**WORK REQUIRED**
In the data, extract each line that holds the string "What".

**MATERIAL FOR THIS EXERCISE**

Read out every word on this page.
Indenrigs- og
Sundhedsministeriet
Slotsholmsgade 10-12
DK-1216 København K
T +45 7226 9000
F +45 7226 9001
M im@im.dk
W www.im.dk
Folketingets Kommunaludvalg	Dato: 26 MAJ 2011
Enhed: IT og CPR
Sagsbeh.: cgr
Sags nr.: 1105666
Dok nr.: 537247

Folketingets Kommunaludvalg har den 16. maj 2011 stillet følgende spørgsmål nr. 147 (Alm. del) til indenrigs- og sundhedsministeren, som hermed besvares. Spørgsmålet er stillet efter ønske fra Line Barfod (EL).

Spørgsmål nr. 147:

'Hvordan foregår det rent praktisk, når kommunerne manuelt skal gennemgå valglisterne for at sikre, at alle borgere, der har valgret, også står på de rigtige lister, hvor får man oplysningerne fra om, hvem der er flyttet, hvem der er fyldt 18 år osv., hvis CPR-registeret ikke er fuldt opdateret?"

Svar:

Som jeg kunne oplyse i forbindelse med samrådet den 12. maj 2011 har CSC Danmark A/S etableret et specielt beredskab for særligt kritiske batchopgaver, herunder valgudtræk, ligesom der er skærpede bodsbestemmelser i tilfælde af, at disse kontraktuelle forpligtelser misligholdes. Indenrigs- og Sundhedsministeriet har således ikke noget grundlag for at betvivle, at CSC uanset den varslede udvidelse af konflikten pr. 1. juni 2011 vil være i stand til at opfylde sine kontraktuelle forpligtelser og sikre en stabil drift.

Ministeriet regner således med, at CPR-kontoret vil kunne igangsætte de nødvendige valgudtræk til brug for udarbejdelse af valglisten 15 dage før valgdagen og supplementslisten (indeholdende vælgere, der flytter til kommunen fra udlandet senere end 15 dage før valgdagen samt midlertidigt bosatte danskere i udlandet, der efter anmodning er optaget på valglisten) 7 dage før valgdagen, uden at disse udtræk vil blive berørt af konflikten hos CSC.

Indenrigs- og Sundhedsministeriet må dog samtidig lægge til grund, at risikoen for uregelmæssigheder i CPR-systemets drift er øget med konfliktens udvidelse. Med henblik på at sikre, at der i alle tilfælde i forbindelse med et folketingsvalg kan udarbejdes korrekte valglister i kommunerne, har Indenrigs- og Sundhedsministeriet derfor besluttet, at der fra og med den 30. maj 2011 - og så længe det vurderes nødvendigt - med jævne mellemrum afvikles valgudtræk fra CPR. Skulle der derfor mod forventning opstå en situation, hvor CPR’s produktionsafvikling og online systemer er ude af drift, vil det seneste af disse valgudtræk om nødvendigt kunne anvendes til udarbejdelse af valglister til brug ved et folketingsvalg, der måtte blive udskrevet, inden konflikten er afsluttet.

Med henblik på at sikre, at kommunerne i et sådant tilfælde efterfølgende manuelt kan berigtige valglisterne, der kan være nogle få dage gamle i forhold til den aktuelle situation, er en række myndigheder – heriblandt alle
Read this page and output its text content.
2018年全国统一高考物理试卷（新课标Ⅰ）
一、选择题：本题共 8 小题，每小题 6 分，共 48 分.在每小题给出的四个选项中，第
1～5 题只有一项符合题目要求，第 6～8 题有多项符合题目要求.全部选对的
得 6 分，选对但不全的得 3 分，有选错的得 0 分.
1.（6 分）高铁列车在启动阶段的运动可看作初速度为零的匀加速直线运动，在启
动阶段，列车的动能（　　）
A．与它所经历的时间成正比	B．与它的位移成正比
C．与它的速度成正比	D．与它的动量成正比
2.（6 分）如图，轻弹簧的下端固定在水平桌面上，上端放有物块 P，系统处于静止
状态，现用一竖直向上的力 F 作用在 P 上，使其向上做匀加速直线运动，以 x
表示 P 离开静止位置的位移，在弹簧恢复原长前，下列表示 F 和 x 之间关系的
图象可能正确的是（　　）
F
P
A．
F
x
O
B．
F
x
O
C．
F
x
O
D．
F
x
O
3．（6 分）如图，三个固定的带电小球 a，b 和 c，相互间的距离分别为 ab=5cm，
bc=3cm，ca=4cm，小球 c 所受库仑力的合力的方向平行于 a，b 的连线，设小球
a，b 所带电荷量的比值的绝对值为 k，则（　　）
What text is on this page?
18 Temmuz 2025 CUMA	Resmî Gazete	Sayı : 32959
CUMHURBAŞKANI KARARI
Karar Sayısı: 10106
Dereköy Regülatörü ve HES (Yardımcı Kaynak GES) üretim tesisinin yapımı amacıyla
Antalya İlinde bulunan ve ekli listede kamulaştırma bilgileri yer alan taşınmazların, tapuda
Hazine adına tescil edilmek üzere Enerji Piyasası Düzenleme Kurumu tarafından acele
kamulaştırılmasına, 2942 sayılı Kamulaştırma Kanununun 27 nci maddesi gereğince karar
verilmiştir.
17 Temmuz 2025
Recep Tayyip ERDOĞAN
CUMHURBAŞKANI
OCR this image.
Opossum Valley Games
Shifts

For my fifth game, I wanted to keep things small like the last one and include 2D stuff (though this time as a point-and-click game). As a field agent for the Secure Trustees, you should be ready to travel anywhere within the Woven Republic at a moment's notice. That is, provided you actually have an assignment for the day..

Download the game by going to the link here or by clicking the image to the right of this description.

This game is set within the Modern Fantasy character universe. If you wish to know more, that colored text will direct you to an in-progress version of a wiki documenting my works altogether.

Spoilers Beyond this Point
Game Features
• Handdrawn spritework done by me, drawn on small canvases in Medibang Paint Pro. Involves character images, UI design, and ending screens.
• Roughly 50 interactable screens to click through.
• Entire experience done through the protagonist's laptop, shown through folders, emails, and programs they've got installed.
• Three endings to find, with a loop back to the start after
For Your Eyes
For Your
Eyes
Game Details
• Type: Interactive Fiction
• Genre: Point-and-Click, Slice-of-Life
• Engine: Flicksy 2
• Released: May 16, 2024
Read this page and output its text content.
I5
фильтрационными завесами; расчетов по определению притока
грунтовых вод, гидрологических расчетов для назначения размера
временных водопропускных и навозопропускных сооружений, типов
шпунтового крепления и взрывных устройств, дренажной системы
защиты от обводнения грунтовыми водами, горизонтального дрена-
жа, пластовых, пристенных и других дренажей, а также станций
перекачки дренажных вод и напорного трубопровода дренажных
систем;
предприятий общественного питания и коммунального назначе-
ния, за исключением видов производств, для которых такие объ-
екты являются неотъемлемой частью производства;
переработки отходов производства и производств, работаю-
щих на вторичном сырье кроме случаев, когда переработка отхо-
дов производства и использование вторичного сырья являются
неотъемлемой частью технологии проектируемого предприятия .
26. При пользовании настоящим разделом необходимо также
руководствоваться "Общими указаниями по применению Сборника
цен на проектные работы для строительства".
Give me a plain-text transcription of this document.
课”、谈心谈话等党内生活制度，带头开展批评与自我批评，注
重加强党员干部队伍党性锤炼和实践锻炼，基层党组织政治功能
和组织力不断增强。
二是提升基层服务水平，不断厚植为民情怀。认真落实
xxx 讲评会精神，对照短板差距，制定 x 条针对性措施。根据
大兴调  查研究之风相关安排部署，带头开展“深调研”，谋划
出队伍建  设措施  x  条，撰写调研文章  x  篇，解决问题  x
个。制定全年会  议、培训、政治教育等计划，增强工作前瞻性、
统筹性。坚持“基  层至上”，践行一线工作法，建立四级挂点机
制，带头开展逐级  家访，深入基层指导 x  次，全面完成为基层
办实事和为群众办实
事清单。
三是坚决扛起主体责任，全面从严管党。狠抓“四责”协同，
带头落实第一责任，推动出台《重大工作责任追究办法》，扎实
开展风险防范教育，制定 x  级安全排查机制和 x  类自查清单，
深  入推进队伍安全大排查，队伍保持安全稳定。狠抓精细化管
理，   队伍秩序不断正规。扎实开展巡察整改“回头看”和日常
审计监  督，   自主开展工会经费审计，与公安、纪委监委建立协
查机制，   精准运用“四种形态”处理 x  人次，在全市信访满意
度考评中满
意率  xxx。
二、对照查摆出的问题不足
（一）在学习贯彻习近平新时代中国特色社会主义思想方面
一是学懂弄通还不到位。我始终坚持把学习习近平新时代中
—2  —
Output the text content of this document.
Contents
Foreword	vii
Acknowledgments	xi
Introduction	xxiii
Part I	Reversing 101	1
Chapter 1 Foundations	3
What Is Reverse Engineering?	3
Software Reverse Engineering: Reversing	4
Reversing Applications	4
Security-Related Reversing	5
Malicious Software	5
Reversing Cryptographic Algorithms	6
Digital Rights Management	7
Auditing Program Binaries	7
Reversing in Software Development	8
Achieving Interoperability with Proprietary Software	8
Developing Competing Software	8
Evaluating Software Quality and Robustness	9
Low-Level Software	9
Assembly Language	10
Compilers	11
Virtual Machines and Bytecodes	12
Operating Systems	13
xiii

**SOLUTION FOR THIS EXERCISE**
What text is on this page?
What Is Reverse Engineering?	3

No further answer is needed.